**** INPUT FOR THIS TASK

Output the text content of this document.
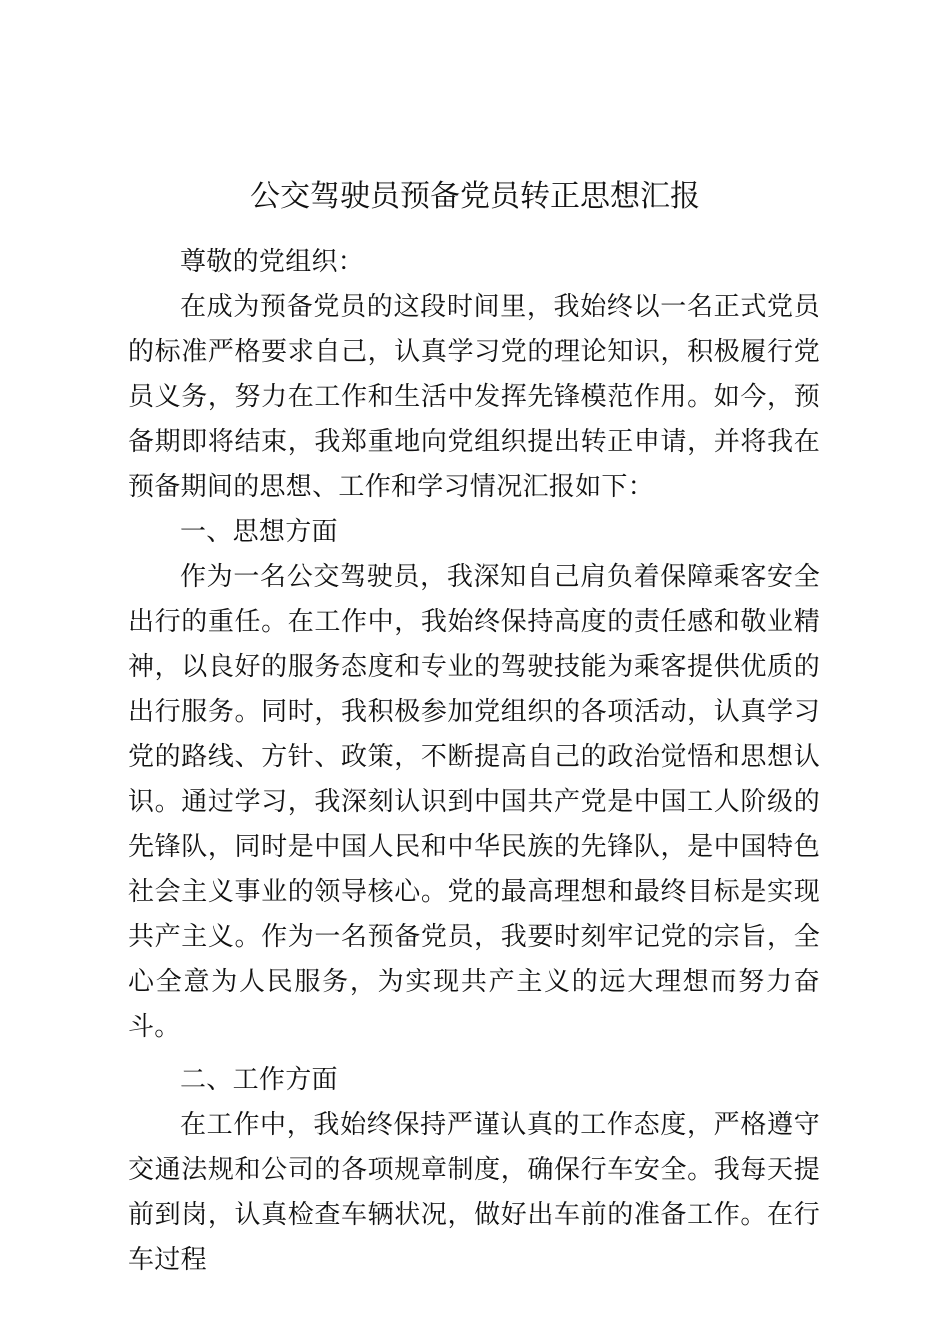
公交驾驶员预备党员转正思想汇报

尊敬的党组织：

在成为预备党员的这段时间里，我始终以一名正式党员的标准严格要求自己，认真学习党的理论知识，积极履行党员义务，努力在工作和生活中发挥先锋模范作用。如今，预备期即将结束，我郑重地向党组织提出转正申请，并将我在预备期间的思想、工作和学习情况汇报如下：

一、思想方面

作为一名公交驾驶员，我深知自己肩负着保障乘客安全出行的重任。在工作中，我始终保持高度的责任感和敬业精神，以良好的服务态度和专业的驾驶技能为乘客提供优质的出行服务。同时，我积极参加党组织的各项活动，认真学习党的路线、方针、政策，不断提高自己的政治觉悟和思想认识。通过学习，我深刻认识到中国共产党是中国工人阶级的先锋队，同时是中国人民和中华民族的先锋队，是中国特色社会主义事业的领导核心。党的最高理想和最终目标是实现共产主义。作为一名预备党员，我要时刻牢记党的宗旨，全心全意为人民服务，为实现共产主义的远大理想而努力奋斗。

二、工作方面

在工作中，我始终保持严谨认真的工作态度，严格遵守交通法规和公司的各项规章制度，确保行车安全。我每天提前到岗，认真检查车辆状况，做好出车前的准备工作。在行车过程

********

◆ GOAL OF THE EXERCISE: Transcribe the records above exactly, leaving out every picture.

◆ EXERCISE ANSWER:
Output the text content of this document.
公交驾驶员预备党员转正思想汇报

尊敬的党组织：

在成为预备党员的这段时间里，我始终以一名正式党员的标准严格要求自己，认真学习党的理论知识，积极履行党员义务，努力在工作和生活中发挥先锋模范作用。如今，预备期即将结束，我郑重地向党组织提出转正申请，并将我在预备期间的思想、工作和学习情况汇报如下：

一、思想方面

作为一名公交驾驶员，我深知自己肩负着保障乘客安全出行的重任。在工作中，我始终保持高度的责任感和敬业精神，以良好的服务态度和专业的驾驶技能为乘客提供优质的出行服务。同时，我积极参加党组织的各项活动，认真学习党的路线、方针、政策，不断提高自己的政治觉悟和思想认识。通过学习，我深刻认识到中国共产党是中国工人阶级的先锋队，同时是中国人民和中华民族的先锋队，是中国特色社会主义事业的领导核心。党的最高理想和最终目标是实现共产主义。作为一名预备党员，我要时刻牢记党的宗旨，全心全意为人民服务，为实现共产主义的远大理想而努力奋斗。

二、工作方面

在工作中，我始终保持严谨认真的工作态度，严格遵守交通法规和公司的各项规章制度，确保行车安全。我每天提前到岗，认真检查车辆状况，做好出车前的准备工作。在行车过程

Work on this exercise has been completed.